_PROBLEM DETAILS:_ Find and copy every line in the records that includes the string "goods".

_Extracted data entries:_
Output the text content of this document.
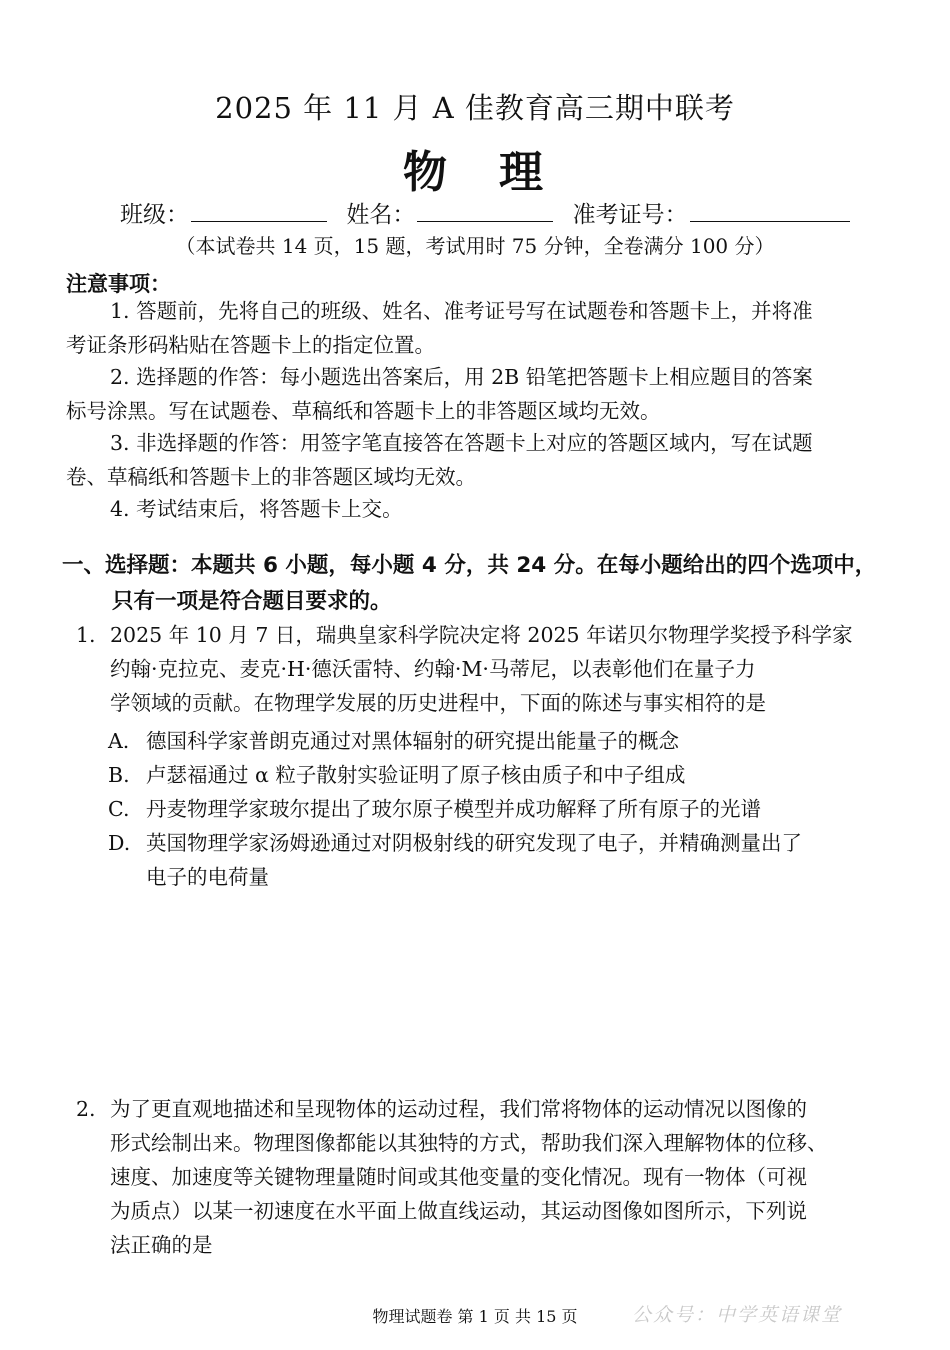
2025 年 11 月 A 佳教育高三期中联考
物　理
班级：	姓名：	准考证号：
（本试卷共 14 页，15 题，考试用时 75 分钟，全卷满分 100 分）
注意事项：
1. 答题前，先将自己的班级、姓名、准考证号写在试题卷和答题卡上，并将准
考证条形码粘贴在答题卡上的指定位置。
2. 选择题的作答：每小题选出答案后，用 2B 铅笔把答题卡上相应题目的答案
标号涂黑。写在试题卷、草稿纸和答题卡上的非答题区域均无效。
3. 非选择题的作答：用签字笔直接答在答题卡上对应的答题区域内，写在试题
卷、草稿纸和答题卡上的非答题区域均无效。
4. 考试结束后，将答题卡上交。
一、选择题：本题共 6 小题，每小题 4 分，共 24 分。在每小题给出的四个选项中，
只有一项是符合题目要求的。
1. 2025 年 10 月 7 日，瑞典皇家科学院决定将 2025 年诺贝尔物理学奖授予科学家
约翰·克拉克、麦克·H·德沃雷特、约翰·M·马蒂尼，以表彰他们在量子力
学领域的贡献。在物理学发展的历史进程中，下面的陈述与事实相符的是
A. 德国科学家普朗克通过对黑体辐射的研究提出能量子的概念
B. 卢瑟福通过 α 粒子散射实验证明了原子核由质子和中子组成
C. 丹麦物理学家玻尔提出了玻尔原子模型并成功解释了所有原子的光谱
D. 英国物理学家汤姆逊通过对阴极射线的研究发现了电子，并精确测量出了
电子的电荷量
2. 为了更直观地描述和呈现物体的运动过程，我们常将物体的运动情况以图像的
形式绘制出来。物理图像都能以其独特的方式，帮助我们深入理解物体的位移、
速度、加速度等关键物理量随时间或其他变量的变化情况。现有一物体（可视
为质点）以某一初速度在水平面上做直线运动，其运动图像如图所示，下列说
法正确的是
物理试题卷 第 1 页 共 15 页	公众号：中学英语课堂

--

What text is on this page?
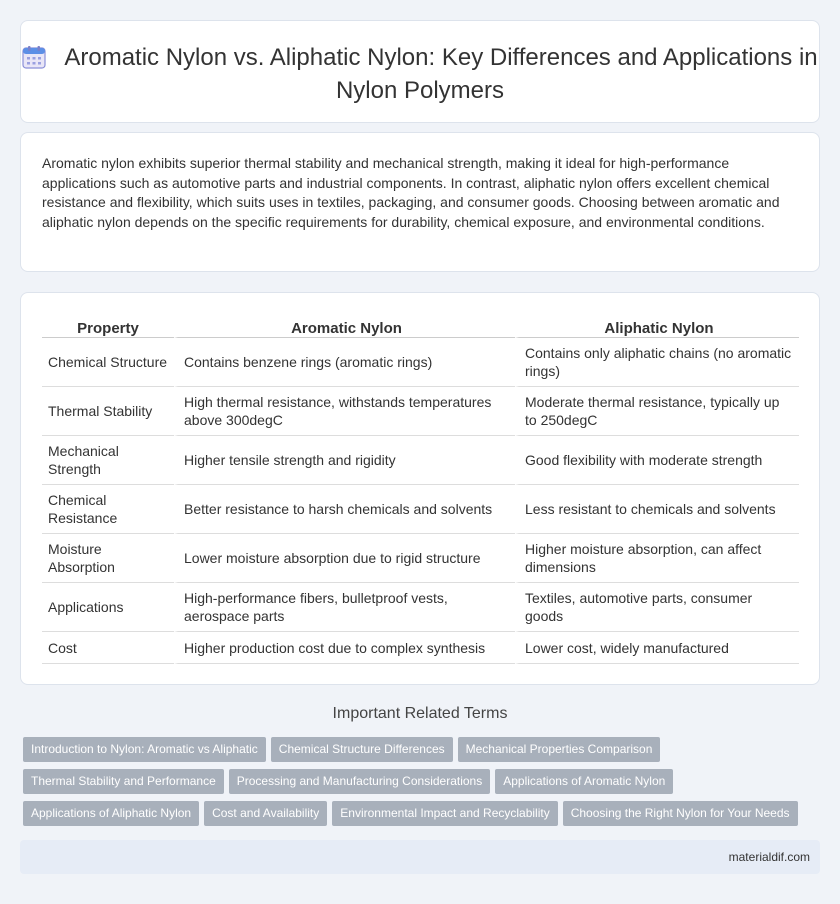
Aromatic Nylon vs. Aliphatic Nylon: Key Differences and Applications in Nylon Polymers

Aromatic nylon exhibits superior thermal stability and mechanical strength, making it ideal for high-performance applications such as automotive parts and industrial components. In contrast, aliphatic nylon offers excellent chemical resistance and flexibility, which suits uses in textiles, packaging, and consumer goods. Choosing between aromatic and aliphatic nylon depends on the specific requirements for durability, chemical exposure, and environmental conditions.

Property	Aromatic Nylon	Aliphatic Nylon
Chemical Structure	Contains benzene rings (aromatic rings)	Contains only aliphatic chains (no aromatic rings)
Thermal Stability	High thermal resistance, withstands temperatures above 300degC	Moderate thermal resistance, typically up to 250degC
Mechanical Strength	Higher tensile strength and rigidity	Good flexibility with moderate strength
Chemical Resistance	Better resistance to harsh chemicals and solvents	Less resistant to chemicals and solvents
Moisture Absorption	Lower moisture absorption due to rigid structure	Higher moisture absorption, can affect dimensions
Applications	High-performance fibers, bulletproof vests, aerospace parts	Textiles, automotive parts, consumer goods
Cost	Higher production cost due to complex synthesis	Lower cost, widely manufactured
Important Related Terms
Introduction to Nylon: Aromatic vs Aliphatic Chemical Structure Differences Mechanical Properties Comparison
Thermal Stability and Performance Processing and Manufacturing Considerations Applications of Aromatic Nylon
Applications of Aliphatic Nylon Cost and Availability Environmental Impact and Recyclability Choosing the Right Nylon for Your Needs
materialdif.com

_EXERCISE OUTPUT:_
Aromatic nylon exhibits superior thermal stability and mechanical strength, making it ideal for high-performance applications such as automotive parts and industrial components. In contrast, aliphatic nylon offers excellent chemical resistance and flexibility, which suits uses in textiles, packaging, and consumer goods. Choosing between aromatic and aliphatic nylon depends on the specific requirements for durability, chemical exposure, and environmental conditions.
Applications	High-performance fibers, bulletproof vests, aerospace parts	Textiles, automotive parts, consumer goods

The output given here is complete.